● DATA SHOWN
►

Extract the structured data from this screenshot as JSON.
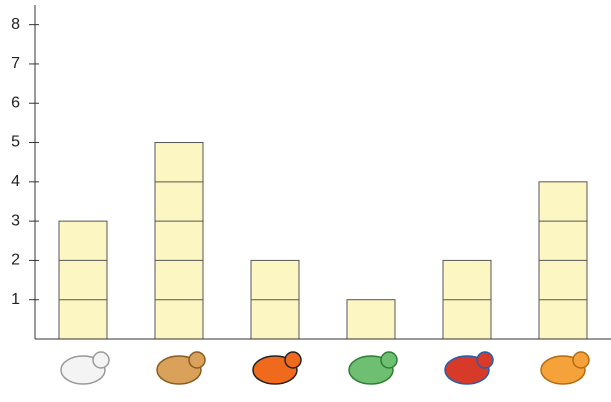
{
  "chart_data": {
    "type": "bar",
    "categories": [
      null,
      null,
      null,
      null,
      null,
      null
    ],
    "values": [
      3,
      5,
      2,
      1,
      2,
      4
    ],
    "color": "#fcf6c2",
    "ylim": [
      0,
      8.5
    ],
    "yticks": [
      1,
      2,
      3,
      4,
      5,
      6,
      7,
      8
    ]
  }
}
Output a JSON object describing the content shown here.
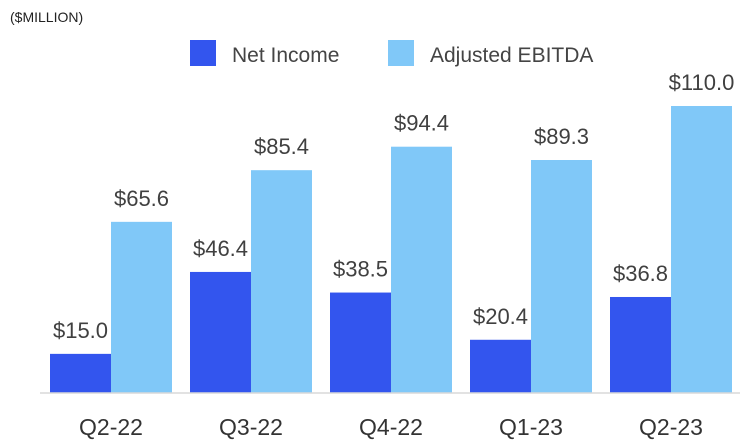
{
  "chart_data": {
    "type": "bar",
    "unit_label": "($MILLION)",
    "categories": [
      "Q2-22",
      "Q3-22",
      "Q4-22",
      "Q1-23",
      "Q2-23"
    ],
    "series": [
      {
        "name": "Net Income",
        "color": "#3355EE",
        "values": [
          15.0,
          46.4,
          38.5,
          20.4,
          36.8
        ],
        "labels": [
          "$15.0",
          "$46.4",
          "$38.5",
          "$20.4",
          "$36.8"
        ]
      },
      {
        "name": "Adjusted EBITDA",
        "color": "#80C8F8",
        "values": [
          65.6,
          85.4,
          94.4,
          89.3,
          110.0
        ],
        "labels": [
          "$65.6",
          "$85.4",
          "$94.4",
          "$89.3",
          "$110.0"
        ]
      }
    ],
    "ylim": [
      0,
      110
    ],
    "grid": false,
    "legend_position": "top-center",
    "axis_color": "#D9D9D9"
  }
}
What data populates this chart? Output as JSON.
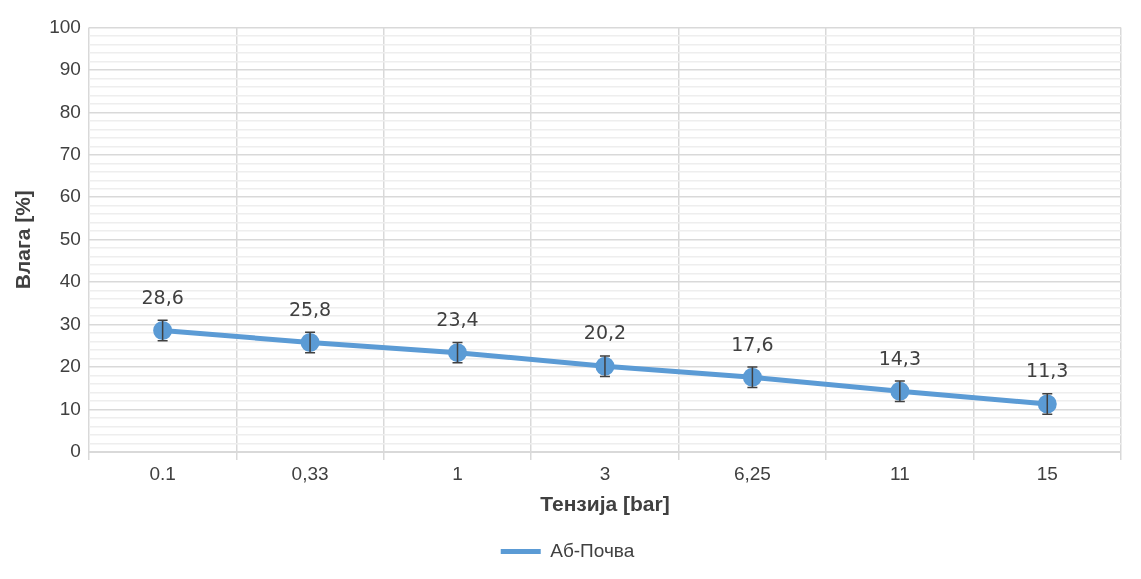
{
  "chart_data": {
    "type": "line",
    "xlabel": "Тензија [bar]",
    "ylabel": "Влага [%]",
    "categories": [
      "0.1",
      "0,33",
      "1",
      "3",
      "6,25",
      "11",
      "15"
    ],
    "series": [
      {
        "name": "Аб-Почва",
        "color": "#5b9bd5",
        "values": [
          28.6,
          25.8,
          23.4,
          20.2,
          17.6,
          14.3,
          11.3
        ],
        "errors": [
          2.4,
          2.4,
          2.4,
          2.4,
          2.4,
          2.4,
          2.4
        ],
        "value_labels": [
          "28,6",
          "25,8",
          "23,4",
          "20,2",
          "17,6",
          "14,3",
          "11,3"
        ]
      }
    ],
    "ylim": [
      0,
      100
    ],
    "yticks": [
      0,
      {
        "value": 2,
        "label": null
      },
      {
        "value": 4,
        "label": null
      },
      {
        "value": 6,
        "label": null
      },
      {
        "value": 8,
        "label": null
      },
      10,
      {
        "value": 12,
        "label": null
      },
      {
        "value": 14,
        "label": null
      },
      {
        "value": 16,
        "label": null
      },
      {
        "value": 18,
        "label": null
      },
      20,
      {
        "value": 22,
        "label": null
      },
      {
        "value": 24,
        "label": null
      },
      {
        "value": 26,
        "label": null
      },
      {
        "value": 28,
        "label": null
      },
      30,
      {
        "value": 32,
        "label": null
      },
      {
        "value": 34,
        "label": null
      },
      {
        "value": 36,
        "label": null
      },
      {
        "value": 38,
        "label": null
      },
      40,
      {
        "value": 42,
        "label": null
      },
      {
        "value": 44,
        "label": null
      },
      {
        "value": 46,
        "label": null
      },
      {
        "value": 48,
        "label": null
      },
      50,
      {
        "value": 52,
        "label": null
      },
      {
        "value": 54,
        "label": null
      },
      {
        "value": 56,
        "label": null
      },
      {
        "value": 58,
        "label": null
      },
      60,
      {
        "value": 62,
        "label": null
      },
      {
        "value": 64,
        "label": null
      },
      {
        "value": 66,
        "label": null
      },
      {
        "value": 68,
        "label": null
      },
      70,
      {
        "value": 72,
        "label": null
      },
      {
        "value": 74,
        "label": null
      },
      {
        "value": 76,
        "label": null
      },
      {
        "value": 78,
        "label": null
      },
      80,
      {
        "value": 82,
        "label": null
      },
      {
        "value": 84,
        "label": null
      },
      {
        "value": 86,
        "label": null
      },
      {
        "value": 88,
        "label": null
      },
      90,
      {
        "value": 92,
        "label": null
      },
      {
        "value": 94,
        "label": null
      },
      {
        "value": 96,
        "label": null
      },
      {
        "value": 98,
        "label": null
      },
      100
    ],
    "grid": true,
    "legend": "bottom",
    "marker": "circle",
    "line_style": "solid"
  }
}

◄

● EXERCISE REQUIREMENTS
Restate the data above word for word. Skip every picture.

● THE SOLUTION
Extract the structured data from this screenshot as JSON.
{
  "chart_data": {
    "type": "bar",
    "categories": [
      null,
      null,
      null,
      null,
      null,
      null
    ],
    "values": [
      3,
      5,
      2,
      1,
      2,
      4
    ],
    "color": "#fcf6c2",
    "ylim": [
      0,
      8.5
    ],
    "yticks": [
      1,
      2,
      3,
      4,
      5,
      6,
      7,
      8
    ]
  }
}
Output a JSON object describing the content shown here.
{
  "chart_data": {
    "type": "bar",
    "unit_label": "($MILLION)",
    "categories": [
      "Q2-22",
      "Q3-22",
      "Q4-22",
      "Q1-23",
      "Q2-23"
    ],
    "series": [
      {
        "name": "Net Income",
        "color": "#3355EE",
        "values": [
          15.0,
          46.4,
          38.5,
          20.4,
          36.8
        ],
        "labels": [
          "$15.0",
          "$46.4",
          "$38.5",
          "$20.4",
          "$36.8"
        ]
      },
      {
        "name": "Adjusted EBITDA",
        "color": "#80C8F8",
        "values": [
          65.6,
          85.4,
          94.4,
          89.3,
          110.0
        ],
        "labels": [
          "$65.6",
          "$85.4",
          "$94.4",
          "$89.3",
          "$110.0"
        ]
      }
    ],
    "ylim": [
      0,
      110
    ],
    "grid": false,
    "legend_position": "top-center",
    "axis_color": "#D9D9D9"
  }
}
What data populates this chart? Output as JSON.
{
  "chart_data": {
    "type": "line",
    "xlabel": "Тензија [bar]",
    "ylabel": "Влага [%]",
    "categories": [
      "0.1",
      "0,33",
      "1",
      "3",
      "6,25",
      "11",
      "15"
    ],
    "series": [
      {
        "name": "Аб-Почва",
        "color": "#5b9bd5",
        "values": [
          28.6,
          25.8,
          23.4,
          20.2,
          17.6,
          14.3,
          11.3
        ],
        "errors": [
          2.4,
          2.4,
          2.4,
          2.4,
          2.4,
          2.4,
          2.4
        ],
        "value_labels": [
          "28,6",
          "25,8",
          "23,4",
          "20,2",
          "17,6",
          "14,3",
          "11,3"
        ]
      }
    ],
    "ylim": [
      0,
      100
    ],
    "yticks": [
      0,
      {
        "value": 2,
        "label": null
      },
      {
        "value": 4,
        "label": null
      },
      {
        "value": 6,
        "label": null
      },
      {
        "value": 8,
        "label": null
      },
      10,
      {
        "value": 12,
        "label": null
      },
      {
        "value": 14,
        "label": null
      },
      {
        "value": 16,
        "label": null
      },
      {
        "value": 18,
        "label": null
      },
      20,
      {
        "value": 22,
        "label": null
      },
      {
        "value": 24,
        "label": null
      },
      {
        "value": 26,
        "label": null
      },
      {
        "value": 28,
        "label": null
      },
      30,
      {
        "value": 32,
        "label": null
      },
      {
        "value": 34,
        "label": null
      },
      {
        "value": 36,
        "label": null
      },
      {
        "value": 38,
        "label": null
      },
      40,
      {
        "value": 42,
        "label": null
      },
      {
        "value": 44,
        "label": null
      },
      {
        "value": 46,
        "label": null
      },
      {
        "value": 48,
        "label": null
      },
      50,
      {
        "value": 52,
        "label": null
      },
      {
        "value": 54,
        "label": null
      },
      {
        "value": 56,
        "label": null
      },
      {
        "value": 58,
        "label": null
      },
      60,
      {
        "value": 62,
        "label": null
      },
      {
        "value": 64,
        "label": null
      },
      {
        "value": 66,
        "label": null
      },
      {
        "value": 68,
        "label": null
      },
      70,
      {
        "value": 72,
        "label": null
      },
      {
        "value": 74,
        "label": null
      },
      {
        "value": 76,
        "label": null
      },
      {
        "value": 78,
        "label": null
      },
      80,
      {
        "value": 82,
        "label": null
      },
      {
        "value": 84,
        "label": null
      },
      {
        "value": 86,
        "label": null
      },
      {
        "value": 88,
        "label": null
      },
      90,
      {
        "value": 92,
        "label": null
      },
      {
        "value": 94,
        "label": null
      },
      {
        "value": 96,
        "label": null
      },
      {
        "value": 98,
        "label": null
      },
      100
    ],
    "grid": true,
    "legend": "bottom",
    "marker": "circle",
    "line_style": "solid"
  }
}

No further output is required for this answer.